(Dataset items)
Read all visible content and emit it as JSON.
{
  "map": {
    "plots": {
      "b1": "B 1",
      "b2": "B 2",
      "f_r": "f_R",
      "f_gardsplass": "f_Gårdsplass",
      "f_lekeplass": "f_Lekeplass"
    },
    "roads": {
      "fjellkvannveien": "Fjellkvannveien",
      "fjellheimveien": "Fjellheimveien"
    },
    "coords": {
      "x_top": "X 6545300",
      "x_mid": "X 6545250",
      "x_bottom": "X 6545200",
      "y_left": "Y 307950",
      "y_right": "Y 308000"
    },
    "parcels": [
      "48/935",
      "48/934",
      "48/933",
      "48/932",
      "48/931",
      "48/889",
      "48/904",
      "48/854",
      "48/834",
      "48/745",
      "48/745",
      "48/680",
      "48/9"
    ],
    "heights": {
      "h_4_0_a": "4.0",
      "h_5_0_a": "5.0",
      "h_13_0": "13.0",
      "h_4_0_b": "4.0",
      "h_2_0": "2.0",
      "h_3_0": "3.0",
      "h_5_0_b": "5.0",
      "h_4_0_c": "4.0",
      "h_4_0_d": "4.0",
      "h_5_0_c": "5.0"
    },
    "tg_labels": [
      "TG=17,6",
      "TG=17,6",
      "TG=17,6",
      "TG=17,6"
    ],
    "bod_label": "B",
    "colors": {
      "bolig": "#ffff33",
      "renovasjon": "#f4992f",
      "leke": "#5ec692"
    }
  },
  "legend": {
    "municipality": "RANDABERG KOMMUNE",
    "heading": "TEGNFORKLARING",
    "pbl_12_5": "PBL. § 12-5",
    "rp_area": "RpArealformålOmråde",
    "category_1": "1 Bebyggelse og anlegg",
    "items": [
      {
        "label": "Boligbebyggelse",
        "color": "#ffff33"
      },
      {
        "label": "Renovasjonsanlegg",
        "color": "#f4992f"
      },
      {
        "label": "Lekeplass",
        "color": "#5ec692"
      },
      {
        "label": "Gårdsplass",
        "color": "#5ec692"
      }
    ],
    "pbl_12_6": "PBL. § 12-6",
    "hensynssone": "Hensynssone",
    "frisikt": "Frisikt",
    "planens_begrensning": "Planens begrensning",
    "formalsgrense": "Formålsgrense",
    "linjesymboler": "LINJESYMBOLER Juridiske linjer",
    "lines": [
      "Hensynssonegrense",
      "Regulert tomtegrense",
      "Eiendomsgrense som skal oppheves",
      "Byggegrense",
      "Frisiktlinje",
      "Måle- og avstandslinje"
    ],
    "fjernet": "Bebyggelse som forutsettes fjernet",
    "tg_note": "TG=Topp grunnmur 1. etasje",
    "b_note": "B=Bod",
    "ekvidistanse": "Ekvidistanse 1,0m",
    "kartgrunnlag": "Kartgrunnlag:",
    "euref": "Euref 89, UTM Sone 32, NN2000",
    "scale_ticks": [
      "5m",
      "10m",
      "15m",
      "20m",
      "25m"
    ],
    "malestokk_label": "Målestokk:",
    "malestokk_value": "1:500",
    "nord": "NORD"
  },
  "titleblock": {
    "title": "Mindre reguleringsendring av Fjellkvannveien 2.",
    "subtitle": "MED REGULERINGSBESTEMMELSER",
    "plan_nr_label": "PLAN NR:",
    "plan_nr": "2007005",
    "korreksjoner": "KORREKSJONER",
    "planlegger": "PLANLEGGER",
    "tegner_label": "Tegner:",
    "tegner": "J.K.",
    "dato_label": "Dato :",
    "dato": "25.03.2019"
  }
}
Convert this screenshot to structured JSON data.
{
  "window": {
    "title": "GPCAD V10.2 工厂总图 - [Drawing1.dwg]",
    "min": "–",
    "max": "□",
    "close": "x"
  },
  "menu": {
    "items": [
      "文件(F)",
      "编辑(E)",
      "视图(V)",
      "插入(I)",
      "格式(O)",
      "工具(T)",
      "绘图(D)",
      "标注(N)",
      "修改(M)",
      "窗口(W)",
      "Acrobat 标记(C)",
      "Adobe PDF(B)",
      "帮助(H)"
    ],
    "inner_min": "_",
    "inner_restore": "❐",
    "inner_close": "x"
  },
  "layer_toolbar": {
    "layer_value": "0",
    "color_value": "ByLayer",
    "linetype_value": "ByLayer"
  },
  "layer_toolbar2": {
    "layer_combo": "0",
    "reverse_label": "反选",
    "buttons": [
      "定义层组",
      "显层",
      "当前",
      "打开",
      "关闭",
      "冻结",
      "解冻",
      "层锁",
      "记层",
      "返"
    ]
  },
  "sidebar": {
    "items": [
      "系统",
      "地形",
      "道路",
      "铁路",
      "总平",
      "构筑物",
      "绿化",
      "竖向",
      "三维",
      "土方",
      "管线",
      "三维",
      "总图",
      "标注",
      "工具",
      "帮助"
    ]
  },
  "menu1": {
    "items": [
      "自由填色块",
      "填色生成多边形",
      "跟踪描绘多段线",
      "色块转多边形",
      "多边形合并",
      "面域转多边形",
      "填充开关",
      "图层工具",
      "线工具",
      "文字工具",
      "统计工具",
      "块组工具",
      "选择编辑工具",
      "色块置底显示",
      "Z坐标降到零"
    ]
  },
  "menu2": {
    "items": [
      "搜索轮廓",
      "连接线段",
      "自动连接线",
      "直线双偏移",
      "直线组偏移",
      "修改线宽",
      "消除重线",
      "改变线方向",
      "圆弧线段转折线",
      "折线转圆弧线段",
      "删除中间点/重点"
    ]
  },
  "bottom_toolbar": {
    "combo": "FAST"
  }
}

_Exercise aim:_ Write out the material exactly as given.

_Task solution:_
Read all visible content and emit it as JSON.
{
  "map": {
    "plots": {
      "b1": "B 1",
      "b2": "B 2",
      "f_r": "f_R",
      "f_gardsplass": "f_Gårdsplass",
      "f_lekeplass": "f_Lekeplass"
    },
    "roads": {
      "fjellkvannveien": "Fjellkvannveien",
      "fjellheimveien": "Fjellheimveien"
    },
    "coords": {
      "x_top": "X 6545300",
      "x_mid": "X 6545250",
      "x_bottom": "X 6545200",
      "y_left": "Y 307950",
      "y_right": "Y 308000"
    },
    "parcels": [
      "48/935",
      "48/934",
      "48/933",
      "48/932",
      "48/931",
      "48/889",
      "48/904",
      "48/854",
      "48/834",
      "48/745",
      "48/745",
      "48/680",
      "48/9"
    ],
    "heights": {
      "h_4_0_a": "4.0",
      "h_5_0_a": "5.0",
      "h_13_0": "13.0",
      "h_4_0_b": "4.0",
      "h_2_0": "2.0",
      "h_3_0": "3.0",
      "h_5_0_b": "5.0",
      "h_4_0_c": "4.0",
      "h_4_0_d": "4.0",
      "h_5_0_c": "5.0"
    },
    "tg_labels": [
      "TG=17,6",
      "TG=17,6",
      "TG=17,6",
      "TG=17,6"
    ],
    "bod_label": "B",
    "colors": {
      "bolig": "#ffff33",
      "renovasjon": "#f4992f",
      "leke": "#5ec692"
    }
  },
  "legend": {
    "municipality": "RANDABERG KOMMUNE",
    "heading": "TEGNFORKLARING",
    "pbl_12_5": "PBL. § 12-5",
    "rp_area": "RpArealformålOmråde",
    "category_1": "1 Bebyggelse og anlegg",
    "items": [
      {
        "label": "Boligbebyggelse",
        "color": "#ffff33"
      },
      {
        "label": "Renovasjonsanlegg",
        "color": "#f4992f"
      },
      {
        "label": "Lekeplass",
        "color": "#5ec692"
      },
      {
        "label": "Gårdsplass",
        "color": "#5ec692"
      }
    ],
    "pbl_12_6": "PBL. § 12-6",
    "hensynssone": "Hensynssone",
    "frisikt": "Frisikt",
    "planens_begrensning": "Planens begrensning",
    "formalsgrense": "Formålsgrense",
    "linjesymboler": "LINJESYMBOLER Juridiske linjer",
    "lines": [
      "Hensynssonegrense",
      "Regulert tomtegrense",
      "Eiendomsgrense som skal oppheves",
      "Byggegrense",
      "Frisiktlinje",
      "Måle- og avstandslinje"
    ],
    "fjernet": "Bebyggelse som forutsettes fjernet",
    "tg_note": "TG=Topp grunnmur 1. etasje",
    "b_note": "B=Bod",
    "ekvidistanse": "Ekvidistanse 1,0m",
    "kartgrunnlag": "Kartgrunnlag:",
    "euref": "Euref 89, UTM Sone 32, NN2000",
    "scale_ticks": [
      "5m",
      "10m",
      "15m",
      "20m",
      "25m"
    ],
    "malestokk_label": "Målestokk:",
    "malestokk_value": "1:500",
    "nord": "NORD"
  },
  "titleblock": {
    "title": "Mindre reguleringsendring av Fjellkvannveien 2.",
    "subtitle": "MED REGULERINGSBESTEMMELSER",
    "plan_nr_label": "PLAN NR:",
    "plan_nr": "2007005",
    "korreksjoner": "KORREKSJONER",
    "planlegger": "PLANLEGGER",
    "tegner_label": "Tegner:",
    "tegner": "J.K.",
    "dato_label": "Dato :",
    "dato": "25.03.2019"
  }
}
Convert this screenshot to structured JSON data.
{
  "window": {
    "title": "GPCAD V10.2 工厂总图 - [Drawing1.dwg]",
    "min": "–",
    "max": "□",
    "close": "x"
  },
  "menu": {
    "items": [
      "文件(F)",
      "编辑(E)",
      "视图(V)",
      "插入(I)",
      "格式(O)",
      "工具(T)",
      "绘图(D)",
      "标注(N)",
      "修改(M)",
      "窗口(W)",
      "Acrobat 标记(C)",
      "Adobe PDF(B)",
      "帮助(H)"
    ],
    "inner_min": "_",
    "inner_restore": "❐",
    "inner_close": "x"
  },
  "layer_toolbar": {
    "layer_value": "0",
    "color_value": "ByLayer",
    "linetype_value": "ByLayer"
  },
  "layer_toolbar2": {
    "layer_combo": "0",
    "reverse_label": "反选",
    "buttons": [
      "定义层组",
      "显层",
      "当前",
      "打开",
      "关闭",
      "冻结",
      "解冻",
      "层锁",
      "记层",
      "返"
    ]
  },
  "sidebar": {
    "items": [
      "系统",
      "地形",
      "道路",
      "铁路",
      "总平",
      "构筑物",
      "绿化",
      "竖向",
      "三维",
      "土方",
      "管线",
      "三维",
      "总图",
      "标注",
      "工具",
      "帮助"
    ]
  },
  "menu1": {
    "items": [
      "自由填色块",
      "填色生成多边形",
      "跟踪描绘多段线",
      "色块转多边形",
      "多边形合并",
      "面域转多边形",
      "填充开关",
      "图层工具",
      "线工具",
      "文字工具",
      "统计工具",
      "块组工具",
      "选择编辑工具",
      "色块置底显示",
      "Z坐标降到零"
    ]
  },
  "menu2": {
    "items": [
      "搜索轮廓",
      "连接线段",
      "自动连接线",
      "直线双偏移",
      "直线组偏移",
      "修改线宽",
      "消除重线",
      "改变线方向",
      "圆弧线段转折线",
      "折线转圆弧线段",
      "删除中间点/重点"
    ]
  },
  "bottom_toolbar": {
    "combo": "FAST"
  }
}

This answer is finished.